Stored items from a collection:
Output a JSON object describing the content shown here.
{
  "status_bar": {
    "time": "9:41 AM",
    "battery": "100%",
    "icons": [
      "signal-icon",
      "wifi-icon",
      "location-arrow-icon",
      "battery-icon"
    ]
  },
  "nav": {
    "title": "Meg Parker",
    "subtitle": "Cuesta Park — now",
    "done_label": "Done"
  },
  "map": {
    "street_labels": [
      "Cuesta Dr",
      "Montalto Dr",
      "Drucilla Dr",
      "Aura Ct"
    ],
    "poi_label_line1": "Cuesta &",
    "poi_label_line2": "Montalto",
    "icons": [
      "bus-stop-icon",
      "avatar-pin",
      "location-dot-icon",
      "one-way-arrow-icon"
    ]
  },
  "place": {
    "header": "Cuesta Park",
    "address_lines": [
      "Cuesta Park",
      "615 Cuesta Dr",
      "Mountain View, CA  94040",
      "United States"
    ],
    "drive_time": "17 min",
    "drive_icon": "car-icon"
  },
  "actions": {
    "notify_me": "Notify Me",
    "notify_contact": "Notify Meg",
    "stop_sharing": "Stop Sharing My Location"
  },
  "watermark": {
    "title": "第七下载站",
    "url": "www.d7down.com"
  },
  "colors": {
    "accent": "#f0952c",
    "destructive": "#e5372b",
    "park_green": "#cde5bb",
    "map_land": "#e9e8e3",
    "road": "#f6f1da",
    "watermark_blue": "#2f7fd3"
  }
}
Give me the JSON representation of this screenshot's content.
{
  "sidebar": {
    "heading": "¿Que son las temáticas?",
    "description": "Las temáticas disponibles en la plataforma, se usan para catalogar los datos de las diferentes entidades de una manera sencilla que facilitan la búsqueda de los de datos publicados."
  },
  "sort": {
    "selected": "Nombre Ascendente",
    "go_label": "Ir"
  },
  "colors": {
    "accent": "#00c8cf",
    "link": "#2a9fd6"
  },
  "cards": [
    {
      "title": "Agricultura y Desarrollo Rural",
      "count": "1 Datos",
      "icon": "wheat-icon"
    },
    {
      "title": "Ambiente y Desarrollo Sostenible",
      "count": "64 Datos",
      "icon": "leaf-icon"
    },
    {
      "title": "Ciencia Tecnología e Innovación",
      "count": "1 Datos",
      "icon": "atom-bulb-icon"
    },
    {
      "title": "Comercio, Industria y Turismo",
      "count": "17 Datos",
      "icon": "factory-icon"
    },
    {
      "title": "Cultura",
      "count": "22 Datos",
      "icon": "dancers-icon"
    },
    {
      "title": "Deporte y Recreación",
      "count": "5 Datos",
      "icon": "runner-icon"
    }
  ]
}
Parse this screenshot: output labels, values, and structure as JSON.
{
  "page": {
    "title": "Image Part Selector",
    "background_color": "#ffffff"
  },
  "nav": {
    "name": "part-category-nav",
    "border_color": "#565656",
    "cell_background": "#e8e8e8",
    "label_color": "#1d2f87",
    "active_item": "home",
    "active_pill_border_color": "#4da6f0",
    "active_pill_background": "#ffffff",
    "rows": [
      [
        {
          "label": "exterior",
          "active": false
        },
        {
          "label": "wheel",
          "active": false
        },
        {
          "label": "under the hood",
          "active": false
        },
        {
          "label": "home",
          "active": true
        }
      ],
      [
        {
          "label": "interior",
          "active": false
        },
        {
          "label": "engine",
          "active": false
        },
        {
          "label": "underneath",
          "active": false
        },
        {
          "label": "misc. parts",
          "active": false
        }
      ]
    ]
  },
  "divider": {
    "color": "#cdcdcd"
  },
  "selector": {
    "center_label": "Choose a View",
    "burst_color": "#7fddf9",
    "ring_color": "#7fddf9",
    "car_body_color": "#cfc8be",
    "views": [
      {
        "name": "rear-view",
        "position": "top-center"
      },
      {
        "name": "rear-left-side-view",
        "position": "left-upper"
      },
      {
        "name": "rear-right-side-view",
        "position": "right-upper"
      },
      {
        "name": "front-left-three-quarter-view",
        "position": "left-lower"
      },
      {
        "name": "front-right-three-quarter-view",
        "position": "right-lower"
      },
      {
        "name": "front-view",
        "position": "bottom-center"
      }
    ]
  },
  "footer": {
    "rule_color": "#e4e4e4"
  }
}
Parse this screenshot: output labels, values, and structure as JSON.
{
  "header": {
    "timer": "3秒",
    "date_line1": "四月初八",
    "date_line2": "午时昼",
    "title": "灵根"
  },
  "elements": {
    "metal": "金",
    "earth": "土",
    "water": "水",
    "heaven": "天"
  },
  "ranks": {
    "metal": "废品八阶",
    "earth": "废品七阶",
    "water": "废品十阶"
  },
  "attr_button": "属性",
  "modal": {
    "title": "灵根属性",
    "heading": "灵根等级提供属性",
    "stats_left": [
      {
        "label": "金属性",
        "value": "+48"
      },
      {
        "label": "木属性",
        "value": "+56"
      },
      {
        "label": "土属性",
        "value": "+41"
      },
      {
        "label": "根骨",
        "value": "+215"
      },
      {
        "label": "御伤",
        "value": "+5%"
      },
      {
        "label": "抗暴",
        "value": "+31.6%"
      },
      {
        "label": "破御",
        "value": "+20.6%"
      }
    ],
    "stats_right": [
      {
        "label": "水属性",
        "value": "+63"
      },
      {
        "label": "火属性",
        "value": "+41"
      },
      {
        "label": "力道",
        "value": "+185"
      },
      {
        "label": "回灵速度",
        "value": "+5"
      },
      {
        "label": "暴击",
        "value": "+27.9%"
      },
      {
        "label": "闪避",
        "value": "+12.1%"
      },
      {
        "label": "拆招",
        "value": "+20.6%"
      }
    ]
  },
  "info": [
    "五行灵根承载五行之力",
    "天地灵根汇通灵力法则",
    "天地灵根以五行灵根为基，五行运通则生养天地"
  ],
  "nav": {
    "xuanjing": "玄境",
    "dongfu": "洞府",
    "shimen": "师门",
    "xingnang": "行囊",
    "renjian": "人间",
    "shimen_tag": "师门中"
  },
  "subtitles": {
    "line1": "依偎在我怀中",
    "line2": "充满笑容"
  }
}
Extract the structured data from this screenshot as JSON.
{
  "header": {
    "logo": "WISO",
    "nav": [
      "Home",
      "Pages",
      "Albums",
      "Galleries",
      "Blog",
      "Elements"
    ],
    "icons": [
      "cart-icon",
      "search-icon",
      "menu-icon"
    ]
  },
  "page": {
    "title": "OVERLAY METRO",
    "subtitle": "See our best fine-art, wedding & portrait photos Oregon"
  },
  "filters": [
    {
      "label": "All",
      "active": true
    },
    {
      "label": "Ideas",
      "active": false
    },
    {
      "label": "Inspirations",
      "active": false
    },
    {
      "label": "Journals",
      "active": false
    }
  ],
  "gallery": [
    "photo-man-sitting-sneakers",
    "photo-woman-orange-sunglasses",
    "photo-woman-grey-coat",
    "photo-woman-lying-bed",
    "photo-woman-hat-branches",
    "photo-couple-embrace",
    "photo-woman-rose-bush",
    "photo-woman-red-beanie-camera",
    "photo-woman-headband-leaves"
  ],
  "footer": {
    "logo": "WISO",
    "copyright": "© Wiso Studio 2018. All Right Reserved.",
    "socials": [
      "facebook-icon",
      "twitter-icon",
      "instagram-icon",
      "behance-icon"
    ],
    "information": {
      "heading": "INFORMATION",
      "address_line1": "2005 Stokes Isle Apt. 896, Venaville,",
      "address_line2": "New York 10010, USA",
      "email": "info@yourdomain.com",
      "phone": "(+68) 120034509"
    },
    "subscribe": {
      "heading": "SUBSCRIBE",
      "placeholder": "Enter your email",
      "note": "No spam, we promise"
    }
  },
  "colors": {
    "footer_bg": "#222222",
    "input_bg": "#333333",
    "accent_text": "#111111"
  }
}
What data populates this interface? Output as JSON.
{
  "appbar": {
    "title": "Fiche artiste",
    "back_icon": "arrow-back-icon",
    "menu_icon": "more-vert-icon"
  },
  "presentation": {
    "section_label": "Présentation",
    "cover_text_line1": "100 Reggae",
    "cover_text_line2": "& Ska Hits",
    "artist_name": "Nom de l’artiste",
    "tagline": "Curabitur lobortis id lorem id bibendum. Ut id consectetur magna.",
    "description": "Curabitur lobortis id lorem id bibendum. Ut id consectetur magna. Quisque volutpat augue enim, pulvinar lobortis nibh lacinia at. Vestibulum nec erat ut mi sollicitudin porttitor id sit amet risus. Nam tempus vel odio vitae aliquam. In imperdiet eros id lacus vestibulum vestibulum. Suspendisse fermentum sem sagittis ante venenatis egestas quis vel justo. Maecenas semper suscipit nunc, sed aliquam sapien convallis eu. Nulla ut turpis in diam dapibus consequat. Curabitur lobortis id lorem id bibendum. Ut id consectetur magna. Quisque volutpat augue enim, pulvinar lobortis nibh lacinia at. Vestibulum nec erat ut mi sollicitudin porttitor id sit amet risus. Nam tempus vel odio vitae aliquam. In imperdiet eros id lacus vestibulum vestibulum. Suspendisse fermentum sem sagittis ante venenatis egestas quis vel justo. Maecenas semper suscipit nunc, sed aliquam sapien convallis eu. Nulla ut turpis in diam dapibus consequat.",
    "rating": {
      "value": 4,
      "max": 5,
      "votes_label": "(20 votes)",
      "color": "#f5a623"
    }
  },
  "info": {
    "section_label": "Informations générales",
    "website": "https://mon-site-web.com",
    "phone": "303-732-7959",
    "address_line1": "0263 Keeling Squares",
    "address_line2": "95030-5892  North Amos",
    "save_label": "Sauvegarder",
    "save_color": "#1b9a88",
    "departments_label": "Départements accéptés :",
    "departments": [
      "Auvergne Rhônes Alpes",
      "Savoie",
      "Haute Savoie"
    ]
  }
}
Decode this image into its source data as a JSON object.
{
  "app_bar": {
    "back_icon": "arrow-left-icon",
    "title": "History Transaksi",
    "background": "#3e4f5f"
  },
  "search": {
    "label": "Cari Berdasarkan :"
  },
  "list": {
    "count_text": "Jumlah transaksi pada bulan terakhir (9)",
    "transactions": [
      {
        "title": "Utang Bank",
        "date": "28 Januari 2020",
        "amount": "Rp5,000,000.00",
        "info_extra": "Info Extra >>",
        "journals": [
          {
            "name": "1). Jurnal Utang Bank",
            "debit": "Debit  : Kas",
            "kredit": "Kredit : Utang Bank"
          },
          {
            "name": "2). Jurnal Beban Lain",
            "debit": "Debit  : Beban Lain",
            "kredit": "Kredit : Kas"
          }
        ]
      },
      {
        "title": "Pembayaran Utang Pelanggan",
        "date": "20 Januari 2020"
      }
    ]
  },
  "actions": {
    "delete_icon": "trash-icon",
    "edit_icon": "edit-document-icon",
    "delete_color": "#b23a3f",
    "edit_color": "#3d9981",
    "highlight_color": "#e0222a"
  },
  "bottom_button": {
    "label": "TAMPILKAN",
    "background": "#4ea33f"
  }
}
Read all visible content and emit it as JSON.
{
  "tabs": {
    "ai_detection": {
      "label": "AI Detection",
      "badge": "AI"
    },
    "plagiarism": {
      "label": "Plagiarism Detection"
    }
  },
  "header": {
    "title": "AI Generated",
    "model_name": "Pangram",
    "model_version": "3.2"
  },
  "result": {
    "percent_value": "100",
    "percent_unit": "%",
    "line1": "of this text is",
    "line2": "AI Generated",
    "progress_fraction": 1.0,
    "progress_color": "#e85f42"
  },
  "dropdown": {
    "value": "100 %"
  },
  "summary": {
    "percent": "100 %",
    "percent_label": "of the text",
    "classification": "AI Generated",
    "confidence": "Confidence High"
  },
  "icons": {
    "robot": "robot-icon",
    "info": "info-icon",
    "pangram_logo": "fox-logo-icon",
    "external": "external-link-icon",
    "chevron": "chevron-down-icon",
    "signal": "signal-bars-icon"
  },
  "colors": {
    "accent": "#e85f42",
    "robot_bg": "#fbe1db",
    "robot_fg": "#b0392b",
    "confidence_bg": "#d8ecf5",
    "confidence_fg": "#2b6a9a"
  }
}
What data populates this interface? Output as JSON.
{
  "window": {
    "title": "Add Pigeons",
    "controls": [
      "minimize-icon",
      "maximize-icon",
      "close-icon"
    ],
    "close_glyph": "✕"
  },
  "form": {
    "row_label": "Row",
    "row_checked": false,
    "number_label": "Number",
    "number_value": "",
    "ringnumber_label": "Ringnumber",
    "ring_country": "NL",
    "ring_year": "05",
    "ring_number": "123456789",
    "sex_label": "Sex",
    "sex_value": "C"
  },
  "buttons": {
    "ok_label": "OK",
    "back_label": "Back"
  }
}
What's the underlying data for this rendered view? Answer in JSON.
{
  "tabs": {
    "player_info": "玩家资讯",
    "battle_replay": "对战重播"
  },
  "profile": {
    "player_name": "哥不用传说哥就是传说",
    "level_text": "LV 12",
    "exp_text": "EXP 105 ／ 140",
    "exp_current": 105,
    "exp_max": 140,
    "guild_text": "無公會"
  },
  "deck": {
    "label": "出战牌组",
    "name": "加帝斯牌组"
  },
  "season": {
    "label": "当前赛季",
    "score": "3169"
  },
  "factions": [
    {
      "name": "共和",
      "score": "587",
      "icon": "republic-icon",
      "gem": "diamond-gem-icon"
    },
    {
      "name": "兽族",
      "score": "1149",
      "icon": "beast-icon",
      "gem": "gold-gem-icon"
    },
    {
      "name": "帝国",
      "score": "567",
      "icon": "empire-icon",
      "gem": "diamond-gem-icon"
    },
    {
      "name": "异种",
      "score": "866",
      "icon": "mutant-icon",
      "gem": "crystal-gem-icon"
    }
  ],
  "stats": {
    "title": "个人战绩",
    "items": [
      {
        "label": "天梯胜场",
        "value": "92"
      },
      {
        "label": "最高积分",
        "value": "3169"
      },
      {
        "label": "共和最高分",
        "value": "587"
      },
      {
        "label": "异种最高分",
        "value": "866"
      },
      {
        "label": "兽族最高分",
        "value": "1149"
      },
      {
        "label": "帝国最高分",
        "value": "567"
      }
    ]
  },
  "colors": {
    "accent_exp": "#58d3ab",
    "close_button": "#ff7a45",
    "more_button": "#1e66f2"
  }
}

▸ **Task statement**
Wherever a line in the data above holds "ffffff", copy that line.

▸ **Worked solution**
    "background_color": "#ffffff"
    "active_pill_background": "#ffffff",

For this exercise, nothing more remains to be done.